## Exercise description
Tally the lines that contain the string "Carpetas" and give the number by itself.

[Stored entries]
## Begin

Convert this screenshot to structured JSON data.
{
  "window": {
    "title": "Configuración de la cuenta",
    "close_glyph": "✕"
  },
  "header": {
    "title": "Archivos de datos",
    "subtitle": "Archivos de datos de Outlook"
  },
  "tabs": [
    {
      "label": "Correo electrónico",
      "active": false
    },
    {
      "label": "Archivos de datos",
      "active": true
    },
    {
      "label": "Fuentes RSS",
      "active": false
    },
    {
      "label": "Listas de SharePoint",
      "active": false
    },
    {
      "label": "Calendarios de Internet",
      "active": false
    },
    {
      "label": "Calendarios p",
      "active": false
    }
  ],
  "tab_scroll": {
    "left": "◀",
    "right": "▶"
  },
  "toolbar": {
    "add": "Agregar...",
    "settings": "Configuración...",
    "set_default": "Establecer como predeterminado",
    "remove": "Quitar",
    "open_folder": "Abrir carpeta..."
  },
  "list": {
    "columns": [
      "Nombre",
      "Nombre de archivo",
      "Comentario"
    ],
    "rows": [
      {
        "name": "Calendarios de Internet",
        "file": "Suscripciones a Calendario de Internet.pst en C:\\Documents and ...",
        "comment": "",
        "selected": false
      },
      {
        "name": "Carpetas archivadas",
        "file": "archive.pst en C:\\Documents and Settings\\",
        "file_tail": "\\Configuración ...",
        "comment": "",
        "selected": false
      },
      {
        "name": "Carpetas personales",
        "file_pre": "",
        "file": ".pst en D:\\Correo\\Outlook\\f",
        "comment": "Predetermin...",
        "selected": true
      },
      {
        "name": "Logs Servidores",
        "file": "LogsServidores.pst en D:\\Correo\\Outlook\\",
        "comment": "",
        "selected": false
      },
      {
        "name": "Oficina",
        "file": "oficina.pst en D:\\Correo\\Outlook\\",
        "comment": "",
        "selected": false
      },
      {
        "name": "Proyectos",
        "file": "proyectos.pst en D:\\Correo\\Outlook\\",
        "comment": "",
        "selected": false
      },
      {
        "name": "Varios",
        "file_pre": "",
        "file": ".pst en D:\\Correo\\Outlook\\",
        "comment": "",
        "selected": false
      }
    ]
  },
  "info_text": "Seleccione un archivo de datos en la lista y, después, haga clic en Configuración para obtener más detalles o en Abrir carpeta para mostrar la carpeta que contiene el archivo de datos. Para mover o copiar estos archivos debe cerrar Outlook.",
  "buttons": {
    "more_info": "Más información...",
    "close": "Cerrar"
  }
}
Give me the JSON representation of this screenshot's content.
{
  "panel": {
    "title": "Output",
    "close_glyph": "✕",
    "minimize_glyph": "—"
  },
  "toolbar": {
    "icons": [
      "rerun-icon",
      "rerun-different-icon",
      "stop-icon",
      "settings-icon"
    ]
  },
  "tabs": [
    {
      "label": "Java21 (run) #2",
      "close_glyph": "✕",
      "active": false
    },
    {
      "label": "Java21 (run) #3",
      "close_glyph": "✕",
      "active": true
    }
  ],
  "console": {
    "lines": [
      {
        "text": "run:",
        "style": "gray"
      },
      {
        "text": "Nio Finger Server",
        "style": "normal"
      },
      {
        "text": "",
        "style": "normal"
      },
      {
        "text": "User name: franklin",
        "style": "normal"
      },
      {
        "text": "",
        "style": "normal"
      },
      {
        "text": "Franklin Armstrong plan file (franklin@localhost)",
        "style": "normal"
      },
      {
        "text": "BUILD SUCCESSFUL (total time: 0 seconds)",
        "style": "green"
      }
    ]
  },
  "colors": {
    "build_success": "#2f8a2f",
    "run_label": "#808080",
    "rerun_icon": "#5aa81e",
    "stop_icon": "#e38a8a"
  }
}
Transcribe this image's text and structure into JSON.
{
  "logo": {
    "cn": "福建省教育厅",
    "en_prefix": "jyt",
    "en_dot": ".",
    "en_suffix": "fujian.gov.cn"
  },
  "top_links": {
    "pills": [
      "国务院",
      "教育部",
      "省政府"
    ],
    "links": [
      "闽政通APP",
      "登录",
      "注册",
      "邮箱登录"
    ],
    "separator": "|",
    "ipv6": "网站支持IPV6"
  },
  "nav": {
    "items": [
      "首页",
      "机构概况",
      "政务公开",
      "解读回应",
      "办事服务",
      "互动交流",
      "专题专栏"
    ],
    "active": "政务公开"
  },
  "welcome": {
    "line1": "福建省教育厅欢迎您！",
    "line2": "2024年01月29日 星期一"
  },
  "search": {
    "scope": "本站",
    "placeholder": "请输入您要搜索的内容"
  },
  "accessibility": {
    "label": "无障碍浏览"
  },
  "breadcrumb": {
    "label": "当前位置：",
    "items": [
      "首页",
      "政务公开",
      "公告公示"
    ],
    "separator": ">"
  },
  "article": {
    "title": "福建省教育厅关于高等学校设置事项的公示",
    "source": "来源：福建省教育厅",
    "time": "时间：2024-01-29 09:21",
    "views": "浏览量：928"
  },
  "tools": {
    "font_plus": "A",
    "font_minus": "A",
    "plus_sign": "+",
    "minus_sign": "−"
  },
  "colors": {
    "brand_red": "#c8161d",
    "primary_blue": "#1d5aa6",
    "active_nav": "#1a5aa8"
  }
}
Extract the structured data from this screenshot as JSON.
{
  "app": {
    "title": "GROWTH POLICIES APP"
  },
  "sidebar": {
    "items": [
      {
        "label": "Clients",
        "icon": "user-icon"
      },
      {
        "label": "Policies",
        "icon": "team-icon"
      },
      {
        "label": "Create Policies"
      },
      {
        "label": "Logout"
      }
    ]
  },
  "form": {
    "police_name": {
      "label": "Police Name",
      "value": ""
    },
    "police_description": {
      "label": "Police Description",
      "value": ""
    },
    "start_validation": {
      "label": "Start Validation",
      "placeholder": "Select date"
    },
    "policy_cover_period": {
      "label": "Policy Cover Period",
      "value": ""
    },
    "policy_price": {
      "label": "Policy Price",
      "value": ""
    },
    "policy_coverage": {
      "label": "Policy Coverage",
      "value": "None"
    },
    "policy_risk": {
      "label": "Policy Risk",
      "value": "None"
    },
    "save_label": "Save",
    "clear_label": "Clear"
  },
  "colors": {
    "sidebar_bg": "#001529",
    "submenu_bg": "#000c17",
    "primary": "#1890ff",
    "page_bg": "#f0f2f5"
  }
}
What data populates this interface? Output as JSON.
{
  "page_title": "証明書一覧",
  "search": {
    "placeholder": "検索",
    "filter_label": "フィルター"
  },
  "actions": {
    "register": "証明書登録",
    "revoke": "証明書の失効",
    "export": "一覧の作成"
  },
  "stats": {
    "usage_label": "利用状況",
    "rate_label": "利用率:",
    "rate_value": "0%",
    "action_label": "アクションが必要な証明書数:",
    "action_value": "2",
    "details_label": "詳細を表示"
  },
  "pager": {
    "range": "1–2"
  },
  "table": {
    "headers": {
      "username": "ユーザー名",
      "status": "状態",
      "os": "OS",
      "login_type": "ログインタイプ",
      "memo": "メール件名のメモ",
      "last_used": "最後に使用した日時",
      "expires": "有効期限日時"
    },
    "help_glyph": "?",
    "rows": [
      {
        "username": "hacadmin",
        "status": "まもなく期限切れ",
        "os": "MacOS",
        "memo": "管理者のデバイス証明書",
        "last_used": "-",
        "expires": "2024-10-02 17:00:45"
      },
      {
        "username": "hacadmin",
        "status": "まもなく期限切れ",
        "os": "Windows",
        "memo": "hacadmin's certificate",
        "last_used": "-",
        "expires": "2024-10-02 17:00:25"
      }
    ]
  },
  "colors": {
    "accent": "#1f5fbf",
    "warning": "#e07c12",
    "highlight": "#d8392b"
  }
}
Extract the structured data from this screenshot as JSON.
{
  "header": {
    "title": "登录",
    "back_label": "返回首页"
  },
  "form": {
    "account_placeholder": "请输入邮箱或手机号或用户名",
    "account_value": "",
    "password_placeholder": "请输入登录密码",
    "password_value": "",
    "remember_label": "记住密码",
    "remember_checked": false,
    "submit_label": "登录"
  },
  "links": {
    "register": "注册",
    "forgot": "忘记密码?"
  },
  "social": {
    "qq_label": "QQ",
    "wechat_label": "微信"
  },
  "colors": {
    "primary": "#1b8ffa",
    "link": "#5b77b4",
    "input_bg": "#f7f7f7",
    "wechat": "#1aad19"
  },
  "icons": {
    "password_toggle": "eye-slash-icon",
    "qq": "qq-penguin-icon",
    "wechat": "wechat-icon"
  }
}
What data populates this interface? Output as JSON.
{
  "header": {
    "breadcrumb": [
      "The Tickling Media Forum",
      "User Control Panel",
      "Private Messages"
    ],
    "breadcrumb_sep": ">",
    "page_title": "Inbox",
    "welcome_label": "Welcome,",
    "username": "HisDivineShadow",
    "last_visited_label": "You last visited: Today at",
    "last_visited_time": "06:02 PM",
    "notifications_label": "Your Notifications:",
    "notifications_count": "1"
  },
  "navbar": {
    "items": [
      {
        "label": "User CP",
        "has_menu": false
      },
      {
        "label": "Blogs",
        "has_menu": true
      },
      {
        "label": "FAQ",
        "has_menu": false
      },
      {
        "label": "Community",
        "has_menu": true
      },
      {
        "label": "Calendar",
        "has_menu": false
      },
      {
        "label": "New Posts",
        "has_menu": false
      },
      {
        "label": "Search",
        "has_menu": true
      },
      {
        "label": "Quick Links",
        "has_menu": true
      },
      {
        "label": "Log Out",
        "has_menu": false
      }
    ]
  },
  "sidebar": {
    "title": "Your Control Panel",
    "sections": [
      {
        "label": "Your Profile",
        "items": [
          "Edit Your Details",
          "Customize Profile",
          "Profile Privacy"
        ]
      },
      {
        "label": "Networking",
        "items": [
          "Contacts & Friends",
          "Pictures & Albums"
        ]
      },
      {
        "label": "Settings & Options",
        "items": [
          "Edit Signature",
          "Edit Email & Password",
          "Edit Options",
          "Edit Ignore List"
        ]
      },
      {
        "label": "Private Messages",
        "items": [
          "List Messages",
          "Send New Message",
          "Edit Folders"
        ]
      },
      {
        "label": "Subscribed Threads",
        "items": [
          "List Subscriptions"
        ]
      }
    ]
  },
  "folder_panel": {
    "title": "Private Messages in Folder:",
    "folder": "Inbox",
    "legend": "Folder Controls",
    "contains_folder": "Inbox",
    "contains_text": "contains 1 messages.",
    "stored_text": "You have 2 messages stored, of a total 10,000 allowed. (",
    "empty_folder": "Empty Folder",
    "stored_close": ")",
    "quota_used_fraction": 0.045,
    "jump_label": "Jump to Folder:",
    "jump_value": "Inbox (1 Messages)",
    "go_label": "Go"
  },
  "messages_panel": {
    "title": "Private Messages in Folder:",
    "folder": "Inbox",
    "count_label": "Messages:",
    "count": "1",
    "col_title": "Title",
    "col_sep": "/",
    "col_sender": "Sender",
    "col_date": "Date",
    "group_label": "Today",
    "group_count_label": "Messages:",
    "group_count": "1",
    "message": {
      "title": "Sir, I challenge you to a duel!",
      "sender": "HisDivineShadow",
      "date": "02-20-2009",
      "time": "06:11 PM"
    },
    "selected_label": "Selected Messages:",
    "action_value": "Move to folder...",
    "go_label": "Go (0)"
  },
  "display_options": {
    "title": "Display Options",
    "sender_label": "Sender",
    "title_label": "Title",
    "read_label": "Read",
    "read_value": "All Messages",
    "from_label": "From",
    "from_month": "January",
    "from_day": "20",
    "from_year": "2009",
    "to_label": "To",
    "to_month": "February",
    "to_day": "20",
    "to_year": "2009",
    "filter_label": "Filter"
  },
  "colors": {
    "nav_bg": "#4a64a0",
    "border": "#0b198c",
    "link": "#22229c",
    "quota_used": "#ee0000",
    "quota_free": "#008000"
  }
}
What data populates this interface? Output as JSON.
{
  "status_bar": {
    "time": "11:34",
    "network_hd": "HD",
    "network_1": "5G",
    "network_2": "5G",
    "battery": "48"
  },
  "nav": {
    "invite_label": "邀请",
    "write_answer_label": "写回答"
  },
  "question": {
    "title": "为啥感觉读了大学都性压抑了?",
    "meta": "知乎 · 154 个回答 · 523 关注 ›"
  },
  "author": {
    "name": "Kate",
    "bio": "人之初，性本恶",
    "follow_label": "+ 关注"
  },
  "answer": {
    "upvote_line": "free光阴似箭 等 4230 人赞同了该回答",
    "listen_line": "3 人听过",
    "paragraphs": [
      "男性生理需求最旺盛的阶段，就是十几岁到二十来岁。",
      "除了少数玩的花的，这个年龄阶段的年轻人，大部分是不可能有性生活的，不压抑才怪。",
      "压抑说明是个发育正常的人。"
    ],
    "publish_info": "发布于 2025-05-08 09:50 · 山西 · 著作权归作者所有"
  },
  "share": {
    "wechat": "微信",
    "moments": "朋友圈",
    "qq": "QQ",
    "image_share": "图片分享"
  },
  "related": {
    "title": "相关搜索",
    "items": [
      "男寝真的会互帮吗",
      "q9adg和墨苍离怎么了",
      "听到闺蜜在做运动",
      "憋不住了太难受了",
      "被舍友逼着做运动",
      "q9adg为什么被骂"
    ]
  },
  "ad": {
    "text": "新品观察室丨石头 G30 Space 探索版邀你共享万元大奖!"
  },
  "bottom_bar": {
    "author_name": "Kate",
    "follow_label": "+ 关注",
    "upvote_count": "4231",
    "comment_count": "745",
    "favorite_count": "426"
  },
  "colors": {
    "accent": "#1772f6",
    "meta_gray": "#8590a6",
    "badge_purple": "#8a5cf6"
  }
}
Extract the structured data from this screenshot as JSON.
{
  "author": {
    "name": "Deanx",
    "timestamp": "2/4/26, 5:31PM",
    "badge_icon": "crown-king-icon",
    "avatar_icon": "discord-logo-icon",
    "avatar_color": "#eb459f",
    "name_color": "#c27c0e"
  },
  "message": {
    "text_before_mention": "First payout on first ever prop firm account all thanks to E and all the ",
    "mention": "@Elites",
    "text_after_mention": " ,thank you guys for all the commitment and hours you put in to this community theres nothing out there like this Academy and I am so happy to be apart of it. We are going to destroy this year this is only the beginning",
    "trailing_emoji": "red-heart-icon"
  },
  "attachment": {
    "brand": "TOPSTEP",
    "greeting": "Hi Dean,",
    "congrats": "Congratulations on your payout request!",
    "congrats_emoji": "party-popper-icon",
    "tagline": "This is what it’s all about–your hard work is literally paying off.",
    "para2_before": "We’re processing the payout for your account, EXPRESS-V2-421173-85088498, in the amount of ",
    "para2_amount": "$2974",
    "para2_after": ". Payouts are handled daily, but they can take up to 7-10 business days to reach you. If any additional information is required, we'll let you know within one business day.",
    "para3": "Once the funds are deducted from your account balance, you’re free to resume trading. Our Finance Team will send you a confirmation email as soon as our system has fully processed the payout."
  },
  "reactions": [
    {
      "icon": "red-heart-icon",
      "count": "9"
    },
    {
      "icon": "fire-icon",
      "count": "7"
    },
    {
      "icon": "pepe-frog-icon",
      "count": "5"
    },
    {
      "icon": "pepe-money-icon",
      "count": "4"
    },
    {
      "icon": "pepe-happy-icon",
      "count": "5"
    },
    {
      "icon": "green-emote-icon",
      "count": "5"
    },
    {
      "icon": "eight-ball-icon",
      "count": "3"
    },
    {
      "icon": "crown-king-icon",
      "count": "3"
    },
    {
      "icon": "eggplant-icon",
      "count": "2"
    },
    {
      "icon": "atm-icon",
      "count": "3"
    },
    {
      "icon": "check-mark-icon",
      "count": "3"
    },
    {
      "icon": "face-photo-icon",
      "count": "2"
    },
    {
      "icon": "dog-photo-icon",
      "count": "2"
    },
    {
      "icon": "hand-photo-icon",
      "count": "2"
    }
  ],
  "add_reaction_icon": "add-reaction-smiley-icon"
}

## End

## Expected answer
2